(Data excerpts)
==*==

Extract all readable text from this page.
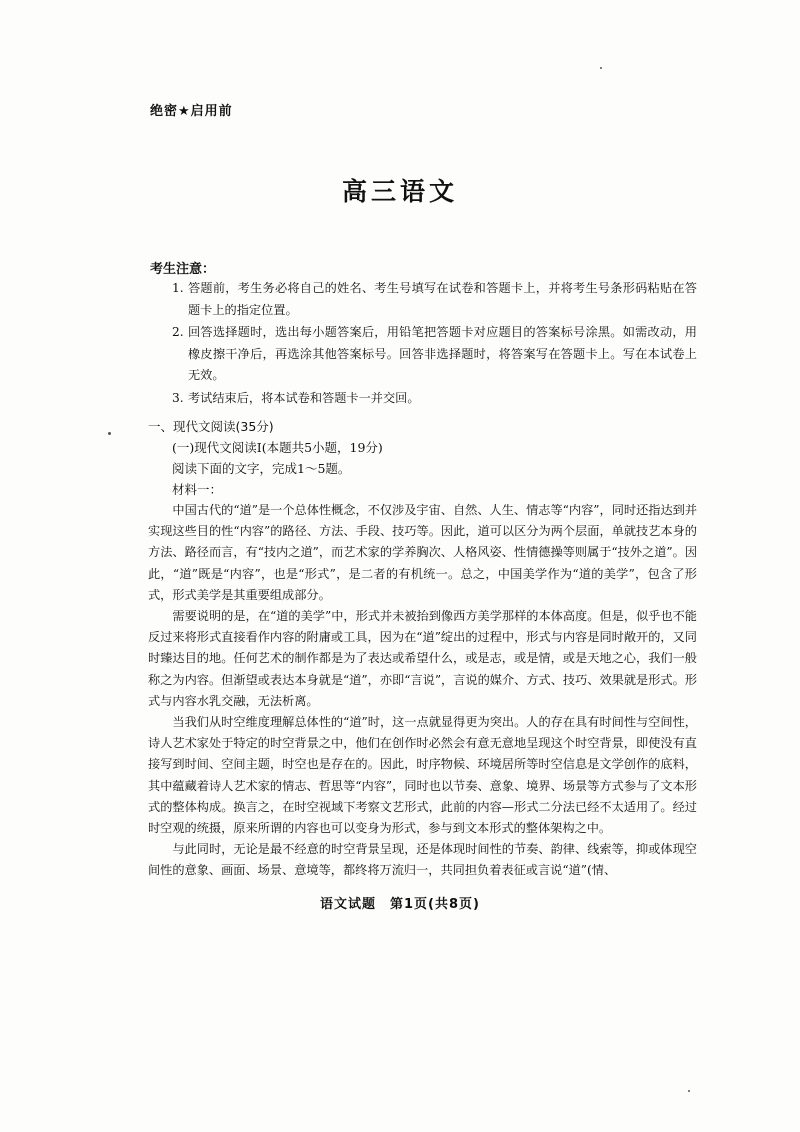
绝密★启用前
高三语文
考生注意：
1. 答题前，考生务必将自己的姓名、考生号填写在试卷和答题卡上，并将考生号条形码粘贴在答题卡上的指定位置。
2. 回答选择题时，选出每小题答案后，用铅笔把答题卡对应题目的答案标号涂黑。如需改动，用橡皮擦干净后，再选涂其他答案标号。回答非选择题时，将答案写在答题卡上。写在本试卷上无效。
3. 考试结束后，将本试卷和答题卡一并交回。
一、现代文阅读(35分)
(一)现代文阅读Ⅰ(本题共5小题，19分)
阅读下面的文字，完成1～5题。
材料一：

中国古代的“道”是一个总体性概念，不仅涉及宇宙、自然、人生、情志等“内容”，同时还指达到并实现这些目的性“内容”的路径、方法、手段、技巧等。因此，道可以区分为两个层面，单就技艺本身的方法、路径而言，有“技内之道”，而艺术家的学养胸次、人格风姿、性情德操等则属于“技外之道”。因此，“道”既是“内容”，也是“形式”，是二者的有机统一。总之，中国美学作为“道的美学”，包含了形式，形式美学是其重要组成部分。

需要说明的是，在“道的美学”中，形式并未被抬到像西方美学那样的本体高度。但是，似乎也不能反过来将形式直接看作内容的附庸或工具，因为在“道”绽出的过程中，形式与内容是同时敞开的，又同时臻达目的地。任何艺术的制作都是为了表达或希望什么，或是志，或是情，或是天地之心，我们一般称之为内容。但渐望或表达本身就是“道”，亦即“言说”，言说的媒介、方式、技巧、效果就是形式。形式与内容水乳交融，无法析离。

当我们从时空维度理解总体性的“道”时，这一点就显得更为突出。人的存在具有时间性与空间性，诗人艺术家处于特定的时空背景之中，他们在创作时必然会有意无意地呈现这个时空背景，即使没有直接写到时间、空间主题，时空也是存在的。因此，时序物候、环境居所等时空信息是文学创作的底料，其中蕴藏着诗人艺术家的情志、哲思等“内容”，同时也以节奏、意象、境界、场景等方式参与了文本形式的整体构成。换言之，在时空视域下考察文艺形式，此前的内容—形式二分法已经不太适用了。经过时空观的统摄，原来所谓的内容也可以变身为形式，参与到文本形式的整体架构之中。

与此同时，无论是最不经意的时空背景呈现，还是体现时间性的节奏、韵律、线索等，抑或体现空间性的意象、画面、场景、意境等，都终将万流归一，共同担负着表征或言说“道”(情、

语文试题　第1页(共8页)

==*==

TASK REQUIREMENTS:
Take the entries shown above and quote them verbatim, passing over the pictures.

SOLUTION TO THE PROBLEM:
Extract all readable text from this page.
绝密★启用前
高三语文
考生注意：
1. 答题前，考生务必将自己的姓名、考生号填写在试卷和答题卡上，并将考生号条形码粘贴在答题卡上的指定位置。
2. 回答选择题时，选出每小题答案后，用铅笔把答题卡对应题目的答案标号涂黑。如需改动，用橡皮擦干净后，再选涂其他答案标号。回答非选择题时，将答案写在答题卡上。写在本试卷上无效。
3. 考试结束后，将本试卷和答题卡一并交回。
一、现代文阅读(35分)
(一)现代文阅读Ⅰ(本题共5小题，19分)
阅读下面的文字，完成1～5题。
材料一：

中国古代的“道”是一个总体性概念，不仅涉及宇宙、自然、人生、情志等“内容”，同时还指达到并实现这些目的性“内容”的路径、方法、手段、技巧等。因此，道可以区分为两个层面，单就技艺本身的方法、路径而言，有“技内之道”，而艺术家的学养胸次、人格风姿、性情德操等则属于“技外之道”。因此，“道”既是“内容”，也是“形式”，是二者的有机统一。总之，中国美学作为“道的美学”，包含了形式，形式美学是其重要组成部分。

需要说明的是，在“道的美学”中，形式并未被抬到像西方美学那样的本体高度。但是，似乎也不能反过来将形式直接看作内容的附庸或工具，因为在“道”绽出的过程中，形式与内容是同时敞开的，又同时臻达目的地。任何艺术的制作都是为了表达或希望什么，或是志，或是情，或是天地之心，我们一般称之为内容。但渐望或表达本身就是“道”，亦即“言说”，言说的媒介、方式、技巧、效果就是形式。形式与内容水乳交融，无法析离。

当我们从时空维度理解总体性的“道”时，这一点就显得更为突出。人的存在具有时间性与空间性，诗人艺术家处于特定的时空背景之中，他们在创作时必然会有意无意地呈现这个时空背景，即使没有直接写到时间、空间主题，时空也是存在的。因此，时序物候、环境居所等时空信息是文学创作的底料，其中蕴藏着诗人艺术家的情志、哲思等“内容”，同时也以节奏、意象、境界、场景等方式参与了文本形式的整体构成。换言之，在时空视域下考察文艺形式，此前的内容—形式二分法已经不太适用了。经过时空观的统摄，原来所谓的内容也可以变身为形式，参与到文本形式的整体架构之中。

与此同时，无论是最不经意的时空背景呈现，还是体现时间性的节奏、韵律、线索等，抑或体现空间性的意象、画面、场景、意境等，都终将万流归一，共同担负着表征或言说“道”(情、

语文试题　第1页(共8页)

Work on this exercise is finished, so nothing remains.